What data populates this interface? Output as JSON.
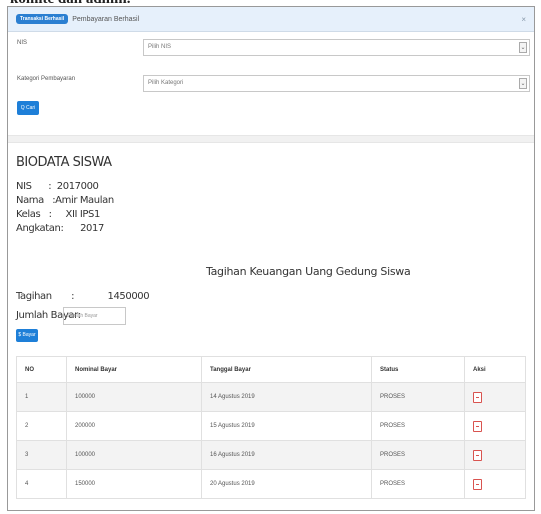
{
  "caption": "komite dan admin.",
  "panel": {
    "badge": "Transaksi Berhasil",
    "title": "Pembayaran Berhasil",
    "close": "×"
  },
  "form": {
    "nis_label": "NIS",
    "nis_value": "Pilih NIS",
    "kategori_label": "Kategori Pembayaran",
    "kategori_value": "Pilih Kategori",
    "arrow": "⌄",
    "cari_button": "Q Cari"
  },
  "biodata": {
    "title": "BIODATA SISWA",
    "nis_line": "NIS      :  2017000",
    "nama_line": "Nama   :Amir Maulan",
    "kelas_line": "Kelas   :     XII IPS1",
    "angkatan_line": "Angkatan:      2017"
  },
  "tagihan": {
    "title": "Tagihan Keuangan Uang Gedung Siswa",
    "tagihan_line": "Tagihan       :            1450000",
    "jumlah_label": "Jumlah Bayar:",
    "jumlah_placeholder": "Jumlah Bayar",
    "bayar_button": "$ Bayar"
  },
  "table": {
    "headers": [
      "NO",
      "Nominal Bayar",
      "Tanggal Bayar",
      "Status",
      "Aksi"
    ],
    "rows": [
      [
        "1",
        "100000",
        "14 Agustus 2019",
        "PROSES"
      ],
      [
        "2",
        "200000",
        "15 Agustus 2019",
        "PROSES"
      ],
      [
        "3",
        "100000",
        "16 Agustus 2019",
        "PROSES"
      ],
      [
        "4",
        "150000",
        "20 Agustus 2019",
        "PROSES"
      ]
    ]
  },
  "colors": {
    "primary": "#1e7fd8",
    "danger": "#d9534f",
    "panel_head": "#e6f0fb"
  }
}
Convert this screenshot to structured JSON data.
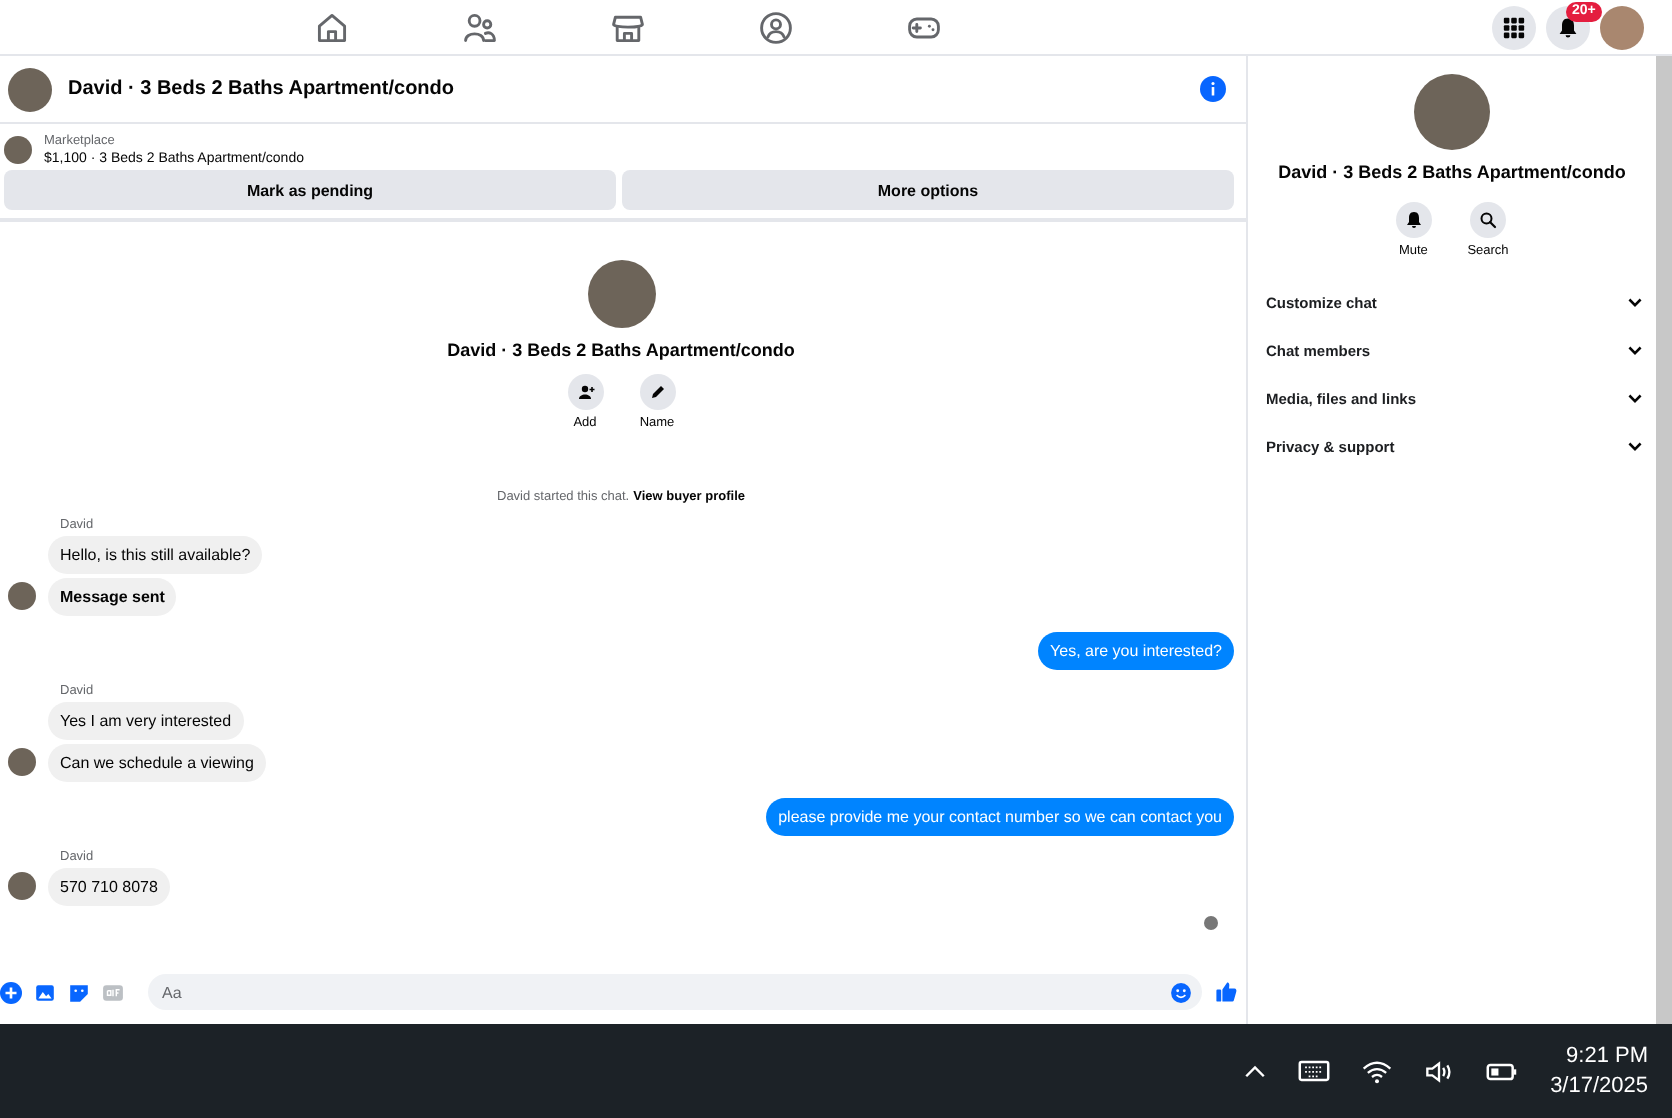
{
  "top_nav": {
    "notification_badge": "20+"
  },
  "chat": {
    "title": "David · 3 Beds 2 Baths Apartment/condo",
    "listing": {
      "label": "Marketplace",
      "summary": "$1,100 · 3 Beds 2 Baths Apartment/condo"
    },
    "actions": [
      "Mark as pending",
      "More options"
    ],
    "profile": {
      "title": "David · 3 Beds 2 Baths Apartment/condo",
      "buttons": [
        {
          "kind": "add",
          "label": "Add"
        },
        {
          "kind": "name",
          "label": "Name"
        }
      ]
    },
    "intro": {
      "text": "David started this chat.",
      "link": "View buyer profile"
    },
    "groups": [
      {
        "kind": "incoming",
        "sender": "David",
        "messages": [
          {
            "text": "Hello, is this still available?",
            "bold": false
          },
          {
            "text": "Message sent",
            "bold": true
          }
        ]
      },
      {
        "kind": "outgoing",
        "messages": [
          {
            "text": "Yes, are you interested?",
            "bold": false
          }
        ]
      },
      {
        "kind": "incoming",
        "sender": "David",
        "messages": [
          {
            "text": "Yes I am very interested",
            "bold": false
          },
          {
            "text": "Can we schedule a viewing",
            "bold": false
          }
        ]
      },
      {
        "kind": "outgoing",
        "messages": [
          {
            "text": "please provide me your contact number so we can contact you",
            "bold": false
          }
        ]
      },
      {
        "kind": "incoming",
        "sender": "David",
        "messages": [
          {
            "text": "570 710 8078",
            "bold": false
          }
        ]
      }
    ],
    "seen": true,
    "composer": {
      "placeholder": "Aa"
    }
  },
  "details": {
    "title": "David · 3 Beds 2 Baths Apartment/condo",
    "buttons": [
      {
        "kind": "mute",
        "label": "Mute"
      },
      {
        "kind": "search",
        "label": "Search"
      }
    ],
    "sections": [
      {
        "label": "Customize chat",
        "expanded": false
      },
      {
        "label": "Chat members",
        "expanded": false
      },
      {
        "label": "Media, files and links",
        "expanded": false
      },
      {
        "label": "Privacy & support",
        "expanded": false
      }
    ]
  },
  "taskbar": {
    "time": "9:21 PM",
    "date": "3/17/2025"
  }
}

GIVEN REQUEST: Copy out each line exactly, without the pictures.

CORRECT OUTPUT:
What data populates this interface? Output as JSON.
{
  "caption": "komite dan admin.",
  "panel": {
    "badge": "Transaksi Berhasil",
    "title": "Pembayaran Berhasil",
    "close": "×"
  },
  "form": {
    "nis_label": "NIS",
    "nis_value": "Pilih NIS",
    "kategori_label": "Kategori Pembayaran",
    "kategori_value": "Pilih Kategori",
    "arrow": "⌄",
    "cari_button": "Q Cari"
  },
  "biodata": {
    "title": "BIODATA SISWA",
    "nis_line": "NIS      :  2017000",
    "nama_line": "Nama   :Amir Maulan",
    "kelas_line": "Kelas   :     XII IPS1",
    "angkatan_line": "Angkatan:      2017"
  },
  "tagihan": {
    "title": "Tagihan Keuangan Uang Gedung Siswa",
    "tagihan_line": "Tagihan       :            1450000",
    "jumlah_label": "Jumlah Bayar:",
    "jumlah_placeholder": "Jumlah Bayar",
    "bayar_button": "$ Bayar"
  },
  "table": {
    "headers": [
      "NO",
      "Nominal Bayar",
      "Tanggal Bayar",
      "Status",
      "Aksi"
    ],
    "rows": [
      [
        "1",
        "100000",
        "14 Agustus 2019",
        "PROSES"
      ],
      [
        "2",
        "200000",
        "15 Agustus 2019",
        "PROSES"
      ],
      [
        "3",
        "100000",
        "16 Agustus 2019",
        "PROSES"
      ],
      [
        "4",
        "150000",
        "20 Agustus 2019",
        "PROSES"
      ]
    ]
  },
  "colors": {
    "primary": "#1e7fd8",
    "danger": "#d9534f",
    "panel_head": "#e6f0fb"
  }
}
Convert this screenshot to structured JSON data.
{
  "top_nav": {
    "notification_badge": "20+"
  },
  "chat": {
    "title": "David · 3 Beds 2 Baths Apartment/condo",
    "listing": {
      "label": "Marketplace",
      "summary": "$1,100 · 3 Beds 2 Baths Apartment/condo"
    },
    "actions": [
      "Mark as pending",
      "More options"
    ],
    "profile": {
      "title": "David · 3 Beds 2 Baths Apartment/condo",
      "buttons": [
        {
          "kind": "add",
          "label": "Add"
        },
        {
          "kind": "name",
          "label": "Name"
        }
      ]
    },
    "intro": {
      "text": "David started this chat.",
      "link": "View buyer profile"
    },
    "groups": [
      {
        "kind": "incoming",
        "sender": "David",
        "messages": [
          {
            "text": "Hello, is this still available?",
            "bold": false
          },
          {
            "text": "Message sent",
            "bold": true
          }
        ]
      },
      {
        "kind": "outgoing",
        "messages": [
          {
            "text": "Yes, are you interested?",
            "bold": false
          }
        ]
      },
      {
        "kind": "incoming",
        "sender": "David",
        "messages": [
          {
            "text": "Yes I am very interested",
            "bold": false
          },
          {
            "text": "Can we schedule a viewing",
            "bold": false
          }
        ]
      },
      {
        "kind": "outgoing",
        "messages": [
          {
            "text": "please provide me your contact number so we can contact you",
            "bold": false
          }
        ]
      },
      {
        "kind": "incoming",
        "sender": "David",
        "messages": [
          {
            "text": "570 710 8078",
            "bold": false
          }
        ]
      }
    ],
    "seen": true,
    "composer": {
      "placeholder": "Aa"
    }
  },
  "details": {
    "title": "David · 3 Beds 2 Baths Apartment/condo",
    "buttons": [
      {
        "kind": "mute",
        "label": "Mute"
      },
      {
        "kind": "search",
        "label": "Search"
      }
    ],
    "sections": [
      {
        "label": "Customize chat",
        "expanded": false
      },
      {
        "label": "Chat members",
        "expanded": false
      },
      {
        "label": "Media, files and links",
        "expanded": false
      },
      {
        "label": "Privacy & support",
        "expanded": false
      }
    ]
  },
  "taskbar": {
    "time": "9:21 PM",
    "date": "3/17/2025"
  }
}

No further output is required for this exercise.